* **Records that describe figures**

━━━━━━━━━━━━━━━━━━━━

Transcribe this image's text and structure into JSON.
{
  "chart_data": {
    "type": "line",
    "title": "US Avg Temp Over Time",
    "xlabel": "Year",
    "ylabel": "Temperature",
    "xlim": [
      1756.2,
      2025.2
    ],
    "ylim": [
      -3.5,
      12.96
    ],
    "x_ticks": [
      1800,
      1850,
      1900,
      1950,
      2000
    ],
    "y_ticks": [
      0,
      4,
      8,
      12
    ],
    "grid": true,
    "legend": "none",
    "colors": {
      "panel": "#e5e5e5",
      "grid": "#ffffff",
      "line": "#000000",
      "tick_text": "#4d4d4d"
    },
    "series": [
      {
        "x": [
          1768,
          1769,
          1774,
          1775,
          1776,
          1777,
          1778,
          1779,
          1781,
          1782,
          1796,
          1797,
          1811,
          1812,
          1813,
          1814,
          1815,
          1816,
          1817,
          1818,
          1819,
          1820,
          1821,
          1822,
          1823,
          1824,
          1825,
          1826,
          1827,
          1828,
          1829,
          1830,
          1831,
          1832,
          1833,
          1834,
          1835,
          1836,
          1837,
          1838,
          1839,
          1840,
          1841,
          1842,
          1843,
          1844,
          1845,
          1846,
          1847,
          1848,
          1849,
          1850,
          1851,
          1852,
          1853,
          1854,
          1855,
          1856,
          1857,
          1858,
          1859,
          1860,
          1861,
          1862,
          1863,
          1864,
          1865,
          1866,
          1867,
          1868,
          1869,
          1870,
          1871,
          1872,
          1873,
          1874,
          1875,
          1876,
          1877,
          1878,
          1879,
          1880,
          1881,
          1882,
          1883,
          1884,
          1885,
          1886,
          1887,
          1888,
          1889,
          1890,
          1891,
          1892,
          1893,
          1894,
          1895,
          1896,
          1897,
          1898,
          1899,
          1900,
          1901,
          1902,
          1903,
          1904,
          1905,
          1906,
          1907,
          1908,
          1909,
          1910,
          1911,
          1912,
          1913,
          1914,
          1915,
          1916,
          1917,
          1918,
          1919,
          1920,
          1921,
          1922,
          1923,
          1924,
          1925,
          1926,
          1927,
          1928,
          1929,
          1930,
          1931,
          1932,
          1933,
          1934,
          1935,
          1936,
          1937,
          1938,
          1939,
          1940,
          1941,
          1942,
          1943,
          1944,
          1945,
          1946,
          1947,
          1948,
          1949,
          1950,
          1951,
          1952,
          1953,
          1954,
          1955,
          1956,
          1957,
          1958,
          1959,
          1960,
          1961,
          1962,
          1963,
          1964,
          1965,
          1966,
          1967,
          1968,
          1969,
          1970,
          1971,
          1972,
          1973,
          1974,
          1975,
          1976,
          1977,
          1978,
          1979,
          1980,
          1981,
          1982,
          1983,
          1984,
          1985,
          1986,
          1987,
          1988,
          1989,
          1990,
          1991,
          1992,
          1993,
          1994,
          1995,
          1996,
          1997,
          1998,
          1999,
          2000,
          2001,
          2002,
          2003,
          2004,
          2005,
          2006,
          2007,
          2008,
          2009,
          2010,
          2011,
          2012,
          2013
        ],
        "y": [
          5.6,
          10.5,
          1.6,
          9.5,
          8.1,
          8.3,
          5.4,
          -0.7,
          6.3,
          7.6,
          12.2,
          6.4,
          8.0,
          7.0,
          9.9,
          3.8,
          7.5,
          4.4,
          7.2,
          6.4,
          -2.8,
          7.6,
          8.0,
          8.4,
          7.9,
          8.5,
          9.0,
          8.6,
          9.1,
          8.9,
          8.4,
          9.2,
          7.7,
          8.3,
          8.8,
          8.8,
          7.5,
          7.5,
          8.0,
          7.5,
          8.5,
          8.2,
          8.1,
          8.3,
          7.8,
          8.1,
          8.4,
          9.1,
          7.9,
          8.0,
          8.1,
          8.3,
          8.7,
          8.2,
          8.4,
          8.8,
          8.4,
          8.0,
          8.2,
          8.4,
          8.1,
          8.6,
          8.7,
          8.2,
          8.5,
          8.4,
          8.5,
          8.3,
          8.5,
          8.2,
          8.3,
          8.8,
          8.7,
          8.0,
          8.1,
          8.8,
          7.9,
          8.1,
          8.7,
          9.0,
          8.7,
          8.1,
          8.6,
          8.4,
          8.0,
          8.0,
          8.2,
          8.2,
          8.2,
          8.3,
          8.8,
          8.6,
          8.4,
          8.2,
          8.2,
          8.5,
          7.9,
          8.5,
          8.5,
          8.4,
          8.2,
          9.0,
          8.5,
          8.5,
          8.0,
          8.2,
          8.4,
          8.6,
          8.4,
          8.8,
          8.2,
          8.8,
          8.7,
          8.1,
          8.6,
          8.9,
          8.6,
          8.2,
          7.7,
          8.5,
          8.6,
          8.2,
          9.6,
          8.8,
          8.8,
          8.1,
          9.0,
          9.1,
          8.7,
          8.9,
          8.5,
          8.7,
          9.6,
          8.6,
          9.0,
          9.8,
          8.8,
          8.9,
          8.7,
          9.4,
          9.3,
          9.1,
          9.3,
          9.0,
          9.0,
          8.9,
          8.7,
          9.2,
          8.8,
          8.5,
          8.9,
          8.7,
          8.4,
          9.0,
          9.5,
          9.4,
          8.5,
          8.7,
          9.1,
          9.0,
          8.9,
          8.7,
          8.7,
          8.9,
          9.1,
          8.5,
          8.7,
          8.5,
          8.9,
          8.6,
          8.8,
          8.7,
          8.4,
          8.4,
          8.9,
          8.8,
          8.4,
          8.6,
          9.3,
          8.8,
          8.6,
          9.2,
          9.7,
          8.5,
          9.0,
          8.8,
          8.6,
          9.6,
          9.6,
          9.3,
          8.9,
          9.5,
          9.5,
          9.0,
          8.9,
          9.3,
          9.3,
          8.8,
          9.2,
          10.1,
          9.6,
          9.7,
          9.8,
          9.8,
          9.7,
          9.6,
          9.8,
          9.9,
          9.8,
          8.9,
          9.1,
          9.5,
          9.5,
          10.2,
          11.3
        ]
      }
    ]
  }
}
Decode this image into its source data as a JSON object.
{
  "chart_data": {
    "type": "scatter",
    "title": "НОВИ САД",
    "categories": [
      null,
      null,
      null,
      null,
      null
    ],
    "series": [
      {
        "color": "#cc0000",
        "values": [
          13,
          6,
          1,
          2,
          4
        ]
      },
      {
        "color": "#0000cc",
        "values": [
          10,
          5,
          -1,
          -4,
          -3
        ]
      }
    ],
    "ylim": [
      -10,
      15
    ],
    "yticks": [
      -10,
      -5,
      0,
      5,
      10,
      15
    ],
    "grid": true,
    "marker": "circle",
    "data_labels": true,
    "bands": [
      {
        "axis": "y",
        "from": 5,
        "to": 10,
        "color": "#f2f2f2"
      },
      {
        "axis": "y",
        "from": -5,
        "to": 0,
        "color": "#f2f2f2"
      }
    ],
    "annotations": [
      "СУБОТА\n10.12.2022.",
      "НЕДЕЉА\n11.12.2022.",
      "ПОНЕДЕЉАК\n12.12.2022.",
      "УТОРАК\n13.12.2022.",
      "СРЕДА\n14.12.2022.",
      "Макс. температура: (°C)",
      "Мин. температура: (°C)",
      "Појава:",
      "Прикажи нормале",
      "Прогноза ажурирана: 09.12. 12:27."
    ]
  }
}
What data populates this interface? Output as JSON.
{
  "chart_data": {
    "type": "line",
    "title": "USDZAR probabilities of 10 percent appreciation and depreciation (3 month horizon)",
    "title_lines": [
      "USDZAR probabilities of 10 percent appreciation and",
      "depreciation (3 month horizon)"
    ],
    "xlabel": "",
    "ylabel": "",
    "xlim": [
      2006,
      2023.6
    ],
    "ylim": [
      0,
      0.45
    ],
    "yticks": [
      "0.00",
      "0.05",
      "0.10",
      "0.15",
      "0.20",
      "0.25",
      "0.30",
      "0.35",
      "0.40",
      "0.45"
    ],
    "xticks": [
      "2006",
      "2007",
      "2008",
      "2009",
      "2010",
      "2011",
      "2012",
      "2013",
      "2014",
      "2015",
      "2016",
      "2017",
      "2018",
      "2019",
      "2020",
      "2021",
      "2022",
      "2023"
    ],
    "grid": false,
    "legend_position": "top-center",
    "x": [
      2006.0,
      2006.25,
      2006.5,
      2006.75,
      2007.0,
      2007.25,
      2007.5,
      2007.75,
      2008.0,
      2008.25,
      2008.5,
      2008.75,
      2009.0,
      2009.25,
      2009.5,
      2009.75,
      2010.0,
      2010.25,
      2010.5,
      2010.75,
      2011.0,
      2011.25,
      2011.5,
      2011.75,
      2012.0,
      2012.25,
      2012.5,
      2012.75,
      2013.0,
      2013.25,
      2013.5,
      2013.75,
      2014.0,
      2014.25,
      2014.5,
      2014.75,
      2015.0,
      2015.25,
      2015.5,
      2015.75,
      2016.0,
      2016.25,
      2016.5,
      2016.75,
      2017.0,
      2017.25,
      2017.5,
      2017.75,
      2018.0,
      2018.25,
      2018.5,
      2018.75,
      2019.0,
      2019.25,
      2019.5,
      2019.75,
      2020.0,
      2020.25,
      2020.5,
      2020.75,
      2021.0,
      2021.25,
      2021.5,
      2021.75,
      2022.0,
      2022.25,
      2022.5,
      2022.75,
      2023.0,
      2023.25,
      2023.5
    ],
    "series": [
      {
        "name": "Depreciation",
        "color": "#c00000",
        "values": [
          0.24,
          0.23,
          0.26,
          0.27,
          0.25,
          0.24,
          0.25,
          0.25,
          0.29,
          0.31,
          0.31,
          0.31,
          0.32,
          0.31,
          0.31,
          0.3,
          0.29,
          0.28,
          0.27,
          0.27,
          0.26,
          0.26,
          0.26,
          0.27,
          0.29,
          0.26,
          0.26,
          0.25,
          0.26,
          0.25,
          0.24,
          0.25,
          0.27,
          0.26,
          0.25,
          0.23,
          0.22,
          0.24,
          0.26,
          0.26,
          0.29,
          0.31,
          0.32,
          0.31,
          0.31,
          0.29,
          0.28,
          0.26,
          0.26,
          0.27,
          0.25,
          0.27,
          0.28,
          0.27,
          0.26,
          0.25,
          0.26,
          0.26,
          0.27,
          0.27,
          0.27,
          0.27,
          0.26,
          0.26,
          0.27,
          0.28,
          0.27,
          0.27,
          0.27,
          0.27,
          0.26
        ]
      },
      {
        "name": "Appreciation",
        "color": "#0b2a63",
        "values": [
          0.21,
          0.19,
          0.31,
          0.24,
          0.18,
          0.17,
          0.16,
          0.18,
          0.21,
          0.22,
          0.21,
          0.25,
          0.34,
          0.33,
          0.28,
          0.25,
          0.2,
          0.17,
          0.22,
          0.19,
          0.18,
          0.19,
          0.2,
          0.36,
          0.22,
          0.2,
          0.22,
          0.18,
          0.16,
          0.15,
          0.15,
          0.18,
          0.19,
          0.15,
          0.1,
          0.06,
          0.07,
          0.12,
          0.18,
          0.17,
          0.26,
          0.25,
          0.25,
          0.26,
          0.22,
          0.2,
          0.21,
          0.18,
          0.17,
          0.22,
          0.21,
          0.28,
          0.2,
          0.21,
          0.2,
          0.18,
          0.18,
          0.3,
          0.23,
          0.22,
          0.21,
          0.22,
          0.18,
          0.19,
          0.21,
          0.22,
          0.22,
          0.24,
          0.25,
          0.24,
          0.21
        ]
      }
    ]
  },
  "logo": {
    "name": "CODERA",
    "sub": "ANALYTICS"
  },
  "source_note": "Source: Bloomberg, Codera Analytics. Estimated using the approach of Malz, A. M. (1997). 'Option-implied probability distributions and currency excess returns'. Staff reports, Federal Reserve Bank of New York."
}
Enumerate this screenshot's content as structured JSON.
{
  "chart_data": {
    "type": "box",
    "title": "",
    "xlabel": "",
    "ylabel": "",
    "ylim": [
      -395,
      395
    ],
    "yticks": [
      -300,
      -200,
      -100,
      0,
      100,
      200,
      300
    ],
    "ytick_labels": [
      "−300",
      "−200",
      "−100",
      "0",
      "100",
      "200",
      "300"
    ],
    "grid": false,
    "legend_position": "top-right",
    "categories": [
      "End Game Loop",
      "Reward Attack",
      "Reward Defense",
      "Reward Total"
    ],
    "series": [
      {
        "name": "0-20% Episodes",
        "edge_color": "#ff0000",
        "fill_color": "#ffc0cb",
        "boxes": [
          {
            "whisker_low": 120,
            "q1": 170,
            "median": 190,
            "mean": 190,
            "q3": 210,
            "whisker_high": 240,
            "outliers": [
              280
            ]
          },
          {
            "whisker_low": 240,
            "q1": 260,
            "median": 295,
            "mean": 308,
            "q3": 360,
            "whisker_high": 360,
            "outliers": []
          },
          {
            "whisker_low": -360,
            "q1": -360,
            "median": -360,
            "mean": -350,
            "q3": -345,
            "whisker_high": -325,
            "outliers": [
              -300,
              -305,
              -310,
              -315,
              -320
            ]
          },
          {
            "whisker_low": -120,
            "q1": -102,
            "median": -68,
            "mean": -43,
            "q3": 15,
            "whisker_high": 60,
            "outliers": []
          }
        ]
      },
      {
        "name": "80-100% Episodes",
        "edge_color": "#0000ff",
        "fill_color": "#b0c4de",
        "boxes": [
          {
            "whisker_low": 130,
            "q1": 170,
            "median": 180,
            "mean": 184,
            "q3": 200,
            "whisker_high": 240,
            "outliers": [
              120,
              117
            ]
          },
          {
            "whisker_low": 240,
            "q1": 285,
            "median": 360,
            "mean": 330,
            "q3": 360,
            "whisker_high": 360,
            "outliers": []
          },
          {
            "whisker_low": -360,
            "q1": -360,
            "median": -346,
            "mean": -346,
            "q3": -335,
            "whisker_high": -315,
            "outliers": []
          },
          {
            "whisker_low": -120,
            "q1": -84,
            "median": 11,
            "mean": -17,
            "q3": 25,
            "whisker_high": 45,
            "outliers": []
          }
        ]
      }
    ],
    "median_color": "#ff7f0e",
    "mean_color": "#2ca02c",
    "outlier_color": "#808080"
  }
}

━━━━━━━━━━━━━━━━━━━━

* **EXERCISE BRIEF**
Look over the listing above. Pick out and copy every line that includes "Episodes".

* **ANSWER TO THIS TASK**
        "name": "0-20% Episodes",
        "name": "80-100% Episodes",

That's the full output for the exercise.